**EXERCISE:**
Write out all the entries word for word, but skip any images.

Records from a dataset
----------------------------------------

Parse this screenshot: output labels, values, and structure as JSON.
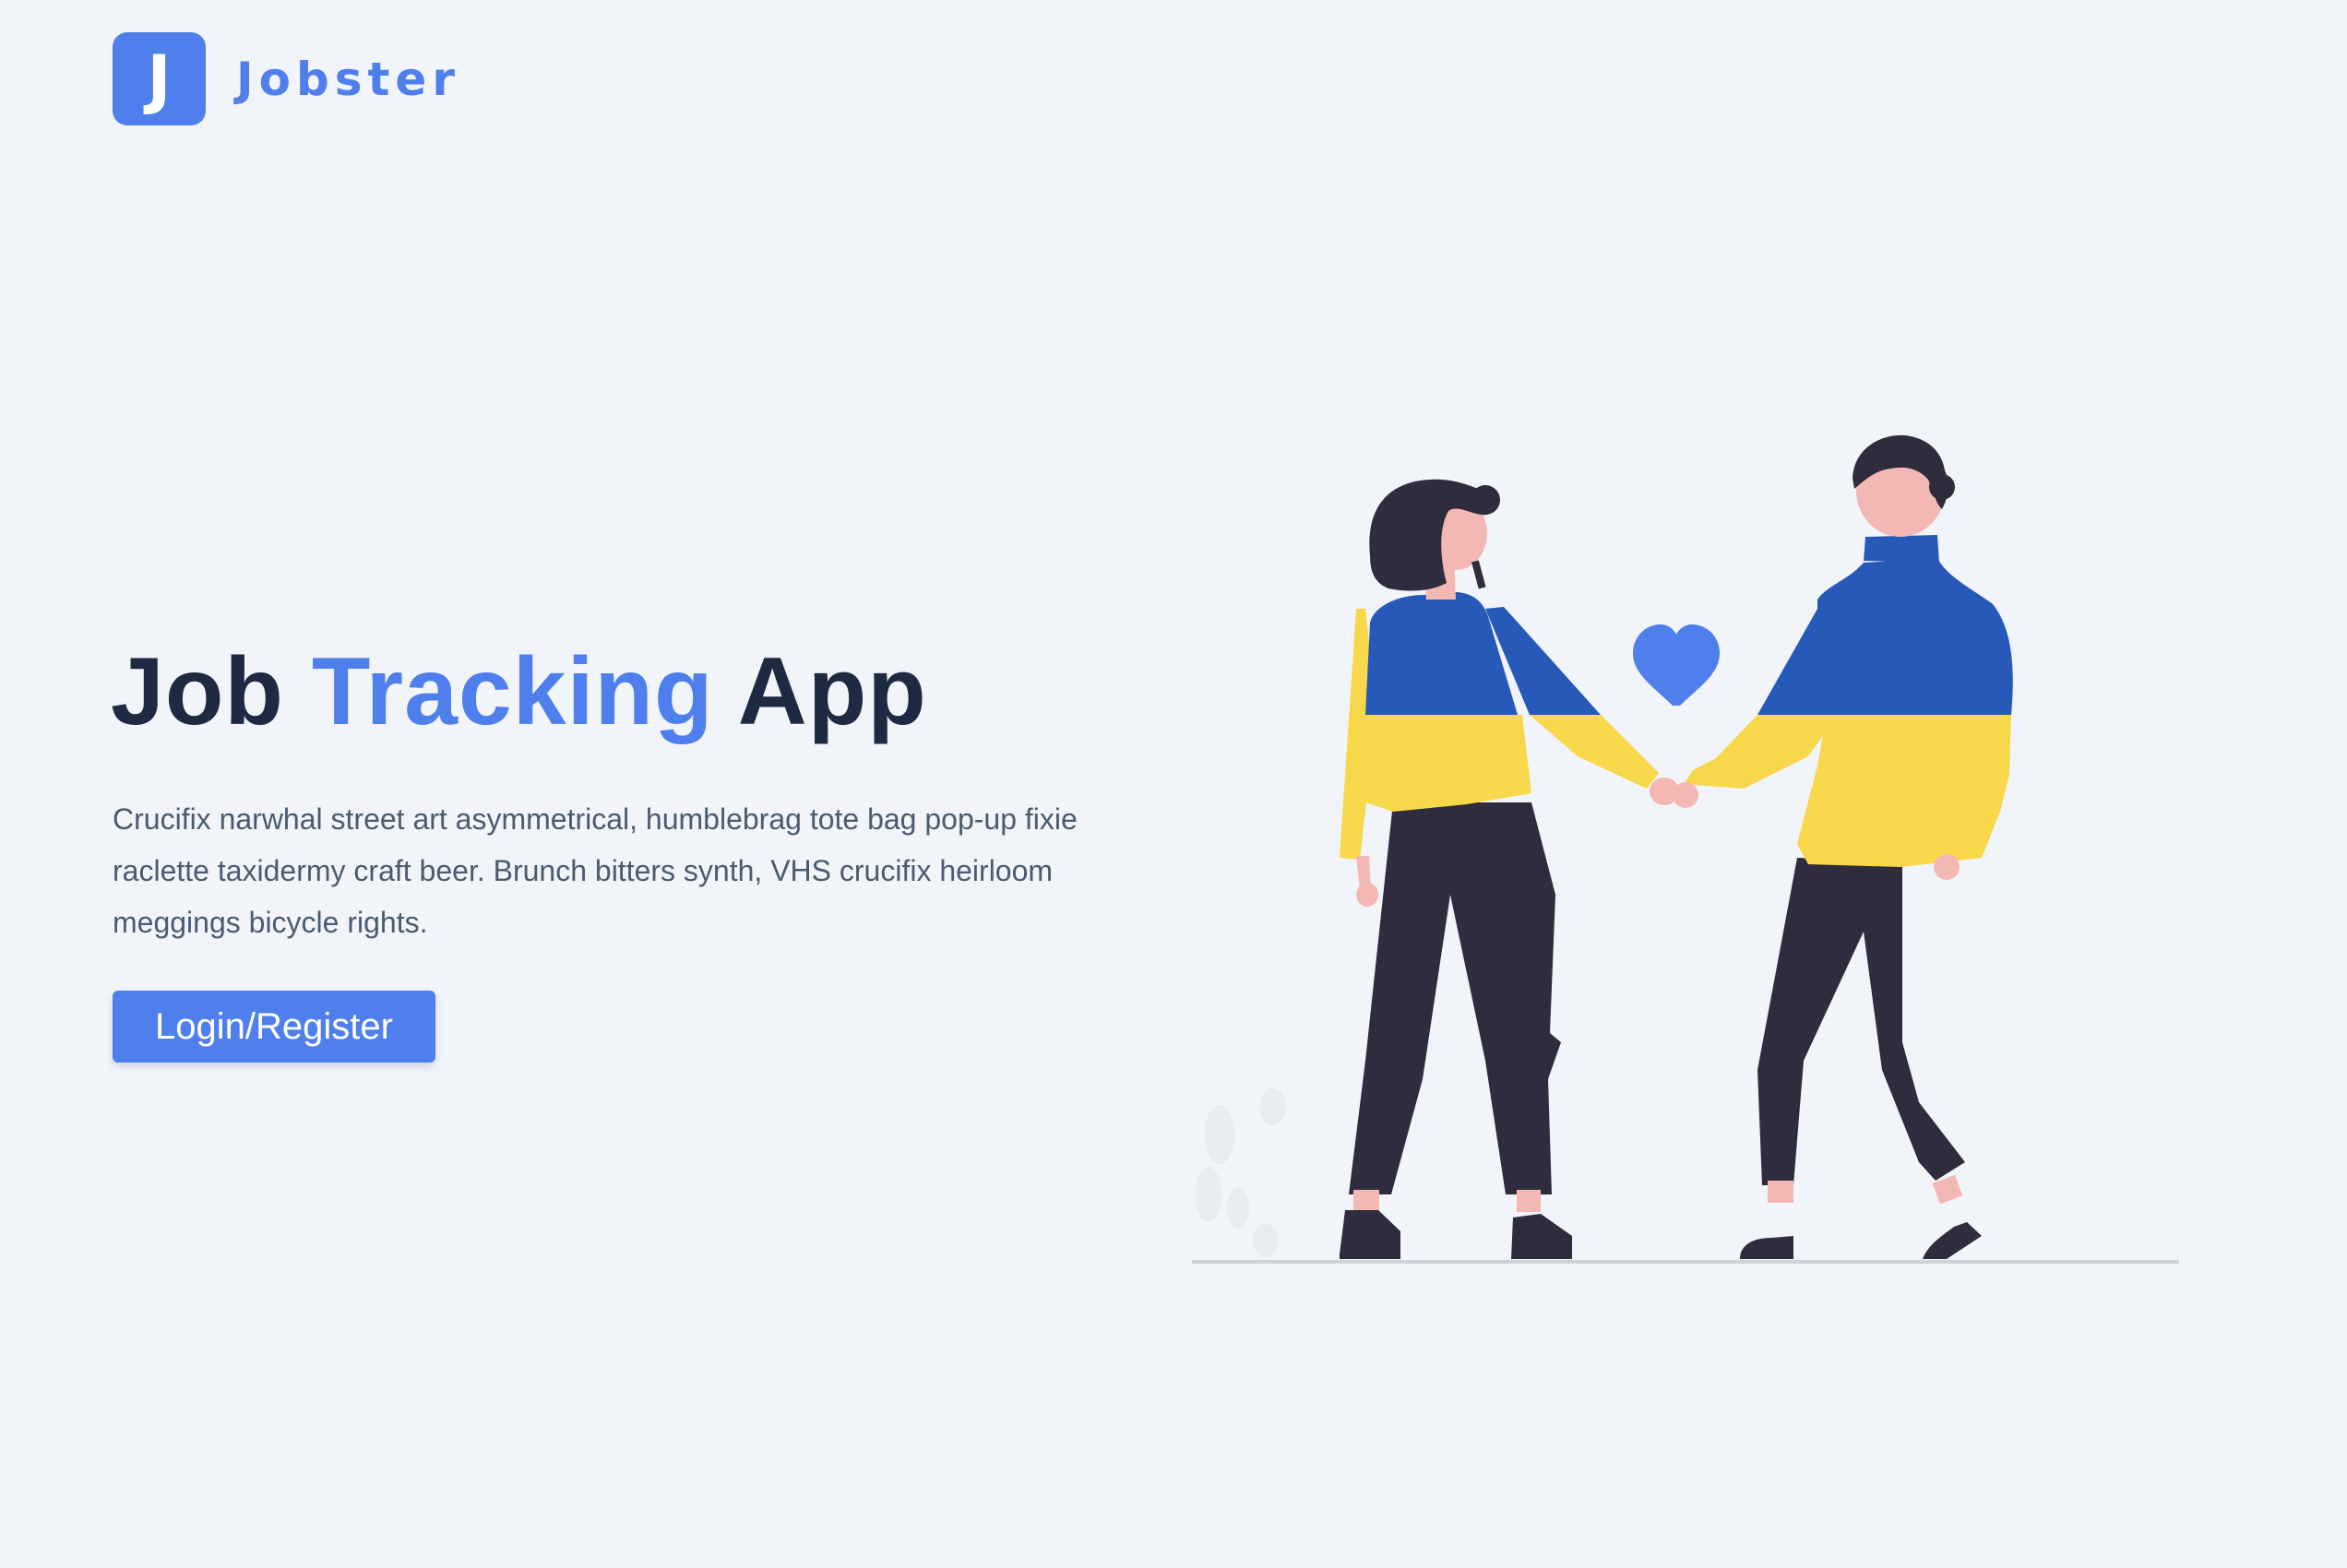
{
  "brand": {
    "logo_letter": "J",
    "name": "Jobster"
  },
  "hero": {
    "title_part1": "Job",
    "title_accent": "Tracking",
    "title_part2": "App",
    "description": "Crucifix narwhal street art asymmetrical, humblebrag tote bag pop-up fixie raclette taxidermy craft beer. Brunch bitters synth, VHS crucifix heirloom meggings bicycle rights.",
    "button_label": "Login/Register"
  },
  "illustration": {
    "icon": "couple-holding-hands-illustration",
    "heart_icon": "heart-icon"
  },
  "colors": {
    "background": "#f1f4f9",
    "primary": "#4f7fec",
    "title_dark": "#1e2a42",
    "text_muted": "#4b5b6f",
    "sweater_blue": "#2759b8",
    "sweater_yellow": "#f7d84a",
    "pants_dark": "#2e2c3d",
    "skin": "#f3b8b4"
  }
}
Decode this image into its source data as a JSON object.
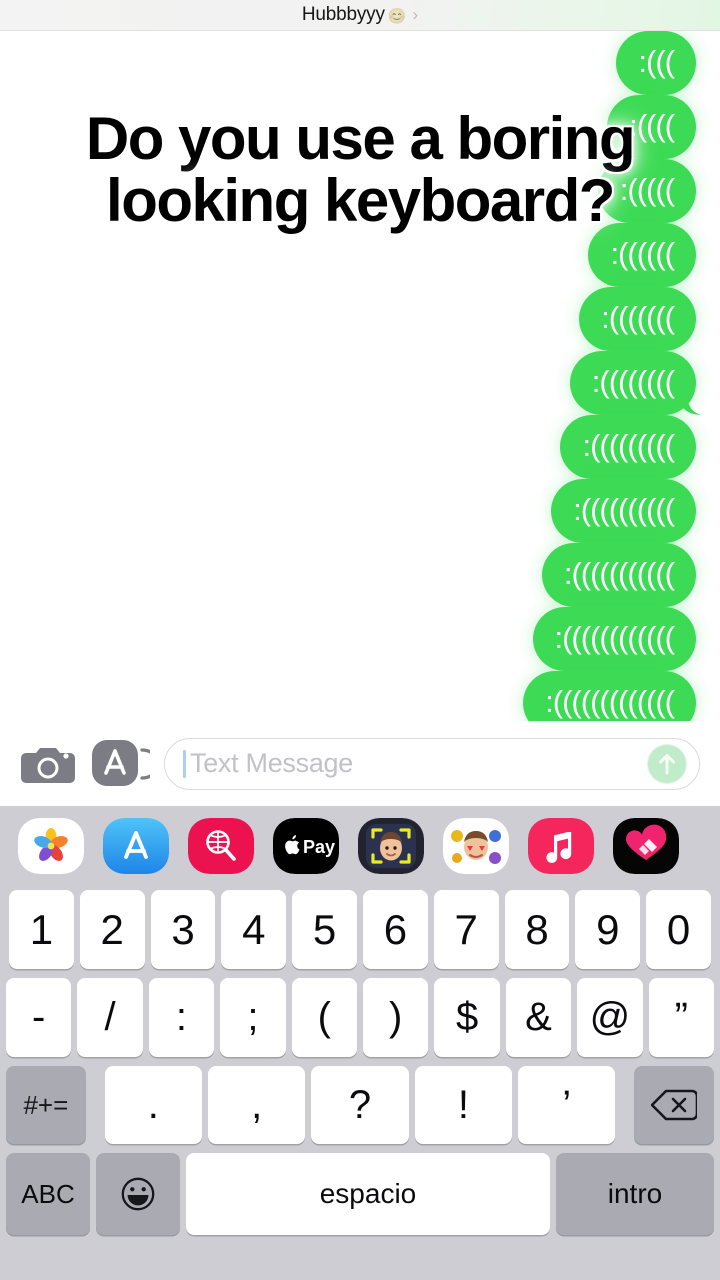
{
  "header": {
    "title": "Hubbbyyy",
    "emoji": "😊",
    "chevron": "›"
  },
  "overlay": {
    "line1": "Do you use a boring",
    "line2": "looking keyboard?"
  },
  "conversation": {
    "bubbles": [
      {
        "text": ":(((",
        "tail": false
      },
      {
        "text": ":((((",
        "tail": false
      },
      {
        "text": ":(((((",
        "tail": false
      },
      {
        "text": ":((((((",
        "tail": false
      },
      {
        "text": ":(((((((",
        "tail": false
      },
      {
        "text": ":((((((((",
        "tail": true
      },
      {
        "text": ":(((((((((",
        "tail": false
      },
      {
        "text": ":((((((((((",
        "tail": false
      },
      {
        "text": ":(((((((((((",
        "tail": false
      },
      {
        "text": ":((((((((((((",
        "tail": false
      },
      {
        "text": ":(((((((((((((",
        "tail": true
      }
    ],
    "bubble_color": "#3ddb55",
    "text_color": "#ffffff"
  },
  "input_bar": {
    "camera_icon": "camera-icon",
    "apps_icon": "app-store-icon",
    "placeholder": "Text Message",
    "value": "",
    "send_icon": "send-arrow-up-icon"
  },
  "app_drawer": [
    {
      "name": "photos-app-icon",
      "label": "Photos",
      "color": "#ffffff"
    },
    {
      "name": "app-store-app-icon",
      "label": "App Store",
      "color": "#2fa3f7"
    },
    {
      "name": "images-app-icon",
      "label": "#images",
      "color": "#ec1250"
    },
    {
      "name": "apple-pay-app-icon",
      "label": "Apple Pay",
      "color": "#000000"
    },
    {
      "name": "memoji-app-icon",
      "label": "Memoji",
      "color": "#1b1b26"
    },
    {
      "name": "stickers-app-icon",
      "label": "Memoji Stickers",
      "color": "#ffffff"
    },
    {
      "name": "music-app-icon",
      "label": "Music",
      "color": "#f5265c"
    },
    {
      "name": "fitness-app-icon",
      "label": "Fitness",
      "color": "#000000"
    }
  ],
  "keyboard": {
    "language": "espanol",
    "row1": [
      "1",
      "2",
      "3",
      "4",
      "5",
      "6",
      "7",
      "8",
      "9",
      "0"
    ],
    "row2": [
      "-",
      "/",
      ":",
      ";",
      "(",
      ")",
      "$",
      "&",
      "@",
      "”"
    ],
    "row3": {
      "shift_label": "#+=",
      "keys": [
        ".",
        ",",
        "?",
        "!",
        "’"
      ],
      "backspace_icon": "backspace-icon"
    },
    "row4": {
      "abc_label": "ABC",
      "emoji_icon": "emoji-smiley-icon",
      "space_label": "espacio",
      "return_label": "intro"
    },
    "key_bg": "#ffffff",
    "mod_key_bg": "#aaaab2",
    "keyboard_bg": "#cdcdd3"
  }
}
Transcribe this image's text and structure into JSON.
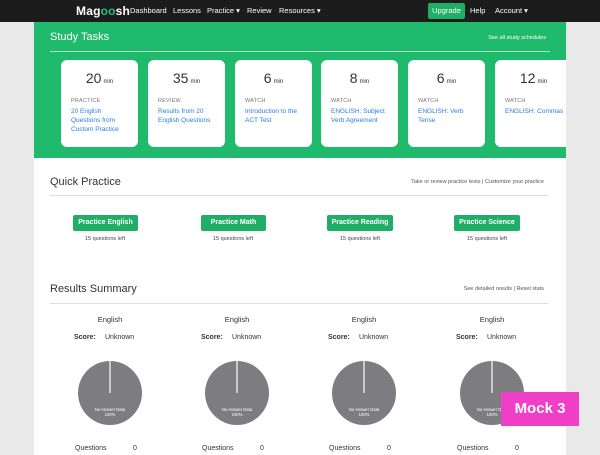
{
  "nav": {
    "logo_pre": "Mag",
    "logo_mid": "oo",
    "logo_post": "sh",
    "dashboard": "Dashboard",
    "lessons": "Lessons",
    "practice": "Practice ▾",
    "review": "Review",
    "resources": "Resources ▾",
    "upgrade": "Upgrade",
    "help": "Help",
    "account": "Account ▾"
  },
  "study": {
    "title": "Study Tasks",
    "link": "See all study schedules",
    "tasks": [
      {
        "num": "20",
        "unit": "min",
        "type": "PRACTICE",
        "desc": "20 English Questions from Custom Practice"
      },
      {
        "num": "35",
        "unit": "min",
        "type": "REVIEW",
        "desc": "Results from 20 English Questions"
      },
      {
        "num": "6",
        "unit": "min",
        "type": "WATCH",
        "desc": "Introduction to the ACT Test"
      },
      {
        "num": "8",
        "unit": "min",
        "type": "WATCH",
        "desc": "ENGLISH: Subject Verb Agreement"
      },
      {
        "num": "6",
        "unit": "min",
        "type": "WATCH",
        "desc": "ENGLISH: Verb Tense"
      },
      {
        "num": "12",
        "unit": "min",
        "type": "WATCH",
        "desc": "ENGLISH: Commas"
      }
    ]
  },
  "quick": {
    "title": "Quick Practice",
    "link": "Take or review practice tests | Customize your practice",
    "buttons": [
      {
        "label": "Practice English",
        "sub": "15 questions left"
      },
      {
        "label": "Practice Math",
        "sub": "15 questions left"
      },
      {
        "label": "Practice Reading",
        "sub": "15 questions left"
      },
      {
        "label": "Practice Science",
        "sub": "15 questions left"
      }
    ]
  },
  "results": {
    "title": "Results Summary",
    "link": "See detailed results | Reset stats",
    "cards": [
      {
        "subject": "English",
        "score_label": "Score:",
        "score": "Unknown",
        "pie_label": "No Answer Data",
        "pie_pct": "100%",
        "q_label": "Questions",
        "q_val": "0",
        "pie_fraction": 1.0
      },
      {
        "subject": "English",
        "score_label": "Score:",
        "score": "Unknown",
        "pie_label": "No Answer Data",
        "pie_pct": "100%",
        "q_label": "Questions",
        "q_val": "0",
        "pie_fraction": 1.0
      },
      {
        "subject": "English",
        "score_label": "Score:",
        "score": "Unknown",
        "pie_label": "No Answer Data",
        "pie_pct": "100%",
        "q_label": "Questions",
        "q_val": "0",
        "pie_fraction": 1.0
      },
      {
        "subject": "English",
        "score_label": "Score:",
        "score": "Unknown",
        "pie_label": "No Answer Data",
        "pie_pct": "100%",
        "q_label": "Questions",
        "q_val": "0",
        "pie_fraction": 1.0
      }
    ]
  },
  "badge": "Mock 3",
  "colors": {
    "green": "#1fba6b",
    "nav_bg": "#1c1c1c",
    "link_blue": "#2b7de0",
    "pie_gray": "#7d7c80",
    "badge_pink": "#f03ec6"
  }
}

----------------------------------------

**OUTPUT OF THE EXERCISE:**
Parse this screenshot: output labels, values, and structure as JSON.
{
  "brand": {
    "logo_letter": "J",
    "name": "Jobster"
  },
  "hero": {
    "title_part1": "Job",
    "title_accent": "Tracking",
    "title_part2": "App",
    "description": "Crucifix narwhal street art asymmetrical, humblebrag tote bag pop-up fixie raclette taxidermy craft beer. Brunch bitters synth, VHS crucifix heirloom meggings bicycle rights.",
    "button_label": "Login/Register"
  },
  "illustration": {
    "icon": "couple-holding-hands-illustration",
    "heart_icon": "heart-icon"
  },
  "colors": {
    "background": "#f1f4f9",
    "primary": "#4f7fec",
    "title_dark": "#1e2a42",
    "text_muted": "#4b5b6f",
    "sweater_blue": "#2759b8",
    "sweater_yellow": "#f7d84a",
    "pants_dark": "#2e2c3d",
    "skin": "#f3b8b4"
  }
}
Decode this image into its source data as a JSON object.
{
  "header": {
    "title": "Hubbbyyy",
    "emoji": "😊",
    "chevron": "›"
  },
  "overlay": {
    "line1": "Do you use a boring",
    "line2": "looking keyboard?"
  },
  "conversation": {
    "bubbles": [
      {
        "text": ":(((",
        "tail": false
      },
      {
        "text": ":((((",
        "tail": false
      },
      {
        "text": ":(((((",
        "tail": false
      },
      {
        "text": ":((((((",
        "tail": false
      },
      {
        "text": ":(((((((",
        "tail": false
      },
      {
        "text": ":((((((((",
        "tail": true
      },
      {
        "text": ":(((((((((",
        "tail": false
      },
      {
        "text": ":((((((((((",
        "tail": false
      },
      {
        "text": ":(((((((((((",
        "tail": false
      },
      {
        "text": ":((((((((((((",
        "tail": false
      },
      {
        "text": ":(((((((((((((",
        "tail": true
      }
    ],
    "bubble_color": "#3ddb55",
    "text_color": "#ffffff"
  },
  "input_bar": {
    "camera_icon": "camera-icon",
    "apps_icon": "app-store-icon",
    "placeholder": "Text Message",
    "value": "",
    "send_icon": "send-arrow-up-icon"
  },
  "app_drawer": [
    {
      "name": "photos-app-icon",
      "label": "Photos",
      "color": "#ffffff"
    },
    {
      "name": "app-store-app-icon",
      "label": "App Store",
      "color": "#2fa3f7"
    },
    {
      "name": "images-app-icon",
      "label": "#images",
      "color": "#ec1250"
    },
    {
      "name": "apple-pay-app-icon",
      "label": "Apple Pay",
      "color": "#000000"
    },
    {
      "name": "memoji-app-icon",
      "label": "Memoji",
      "color": "#1b1b26"
    },
    {
      "name": "stickers-app-icon",
      "label": "Memoji Stickers",
      "color": "#ffffff"
    },
    {
      "name": "music-app-icon",
      "label": "Music",
      "color": "#f5265c"
    },
    {
      "name": "fitness-app-icon",
      "label": "Fitness",
      "color": "#000000"
    }
  ],
  "keyboard": {
    "language": "espanol",
    "row1": [
      "1",
      "2",
      "3",
      "4",
      "5",
      "6",
      "7",
      "8",
      "9",
      "0"
    ],
    "row2": [
      "-",
      "/",
      ":",
      ";",
      "(",
      ")",
      "$",
      "&",
      "@",
      "”"
    ],
    "row3": {
      "shift_label": "#+=",
      "keys": [
        ".",
        ",",
        "?",
        "!",
        "’"
      ],
      "backspace_icon": "backspace-icon"
    },
    "row4": {
      "abc_label": "ABC",
      "emoji_icon": "emoji-smiley-icon",
      "space_label": "espacio",
      "return_label": "intro"
    },
    "key_bg": "#ffffff",
    "mod_key_bg": "#aaaab2",
    "keyboard_bg": "#cdcdd3"
  }
}
Transcribe this image's text and structure into JSON.
{
  "nav": {
    "logo_pre": "Mag",
    "logo_mid": "oo",
    "logo_post": "sh",
    "dashboard": "Dashboard",
    "lessons": "Lessons",
    "practice": "Practice ▾",
    "review": "Review",
    "resources": "Resources ▾",
    "upgrade": "Upgrade",
    "help": "Help",
    "account": "Account ▾"
  },
  "study": {
    "title": "Study Tasks",
    "link": "See all study schedules",
    "tasks": [
      {
        "num": "20",
        "unit": "min",
        "type": "PRACTICE",
        "desc": "20 English Questions from Custom Practice"
      },
      {
        "num": "35",
        "unit": "min",
        "type": "REVIEW",
        "desc": "Results from 20 English Questions"
      },
      {
        "num": "6",
        "unit": "min",
        "type": "WATCH",
        "desc": "Introduction to the ACT Test"
      },
      {
        "num": "8",
        "unit": "min",
        "type": "WATCH",
        "desc": "ENGLISH: Subject Verb Agreement"
      },
      {
        "num": "6",
        "unit": "min",
        "type": "WATCH",
        "desc": "ENGLISH: Verb Tense"
      },
      {
        "num": "12",
        "unit": "min",
        "type": "WATCH",
        "desc": "ENGLISH: Commas"
      }
    ]
  },
  "quick": {
    "title": "Quick Practice",
    "link": "Take or review practice tests | Customize your practice",
    "buttons": [
      {
        "label": "Practice English",
        "sub": "15 questions left"
      },
      {
        "label": "Practice Math",
        "sub": "15 questions left"
      },
      {
        "label": "Practice Reading",
        "sub": "15 questions left"
      },
      {
        "label": "Practice Science",
        "sub": "15 questions left"
      }
    ]
  },
  "results": {
    "title": "Results Summary",
    "link": "See detailed results | Reset stats",
    "cards": [
      {
        "subject": "English",
        "score_label": "Score:",
        "score": "Unknown",
        "pie_label": "No Answer Data",
        "pie_pct": "100%",
        "q_label": "Questions",
        "q_val": "0",
        "pie_fraction": 1.0
      },
      {
        "subject": "English",
        "score_label": "Score:",
        "score": "Unknown",
        "pie_label": "No Answer Data",
        "pie_pct": "100%",
        "q_label": "Questions",
        "q_val": "0",
        "pie_fraction": 1.0
      },
      {
        "subject": "English",
        "score_label": "Score:",
        "score": "Unknown",
        "pie_label": "No Answer Data",
        "pie_pct": "100%",
        "q_label": "Questions",
        "q_val": "0",
        "pie_fraction": 1.0
      },
      {
        "subject": "English",
        "score_label": "Score:",
        "score": "Unknown",
        "pie_label": "No Answer Data",
        "pie_pct": "100%",
        "q_label": "Questions",
        "q_val": "0",
        "pie_fraction": 1.0
      }
    ]
  },
  "badge": "Mock 3",
  "colors": {
    "green": "#1fba6b",
    "nav_bg": "#1c1c1c",
    "link_blue": "#2b7de0",
    "pie_gray": "#7d7c80",
    "badge_pink": "#f03ec6"
  }
}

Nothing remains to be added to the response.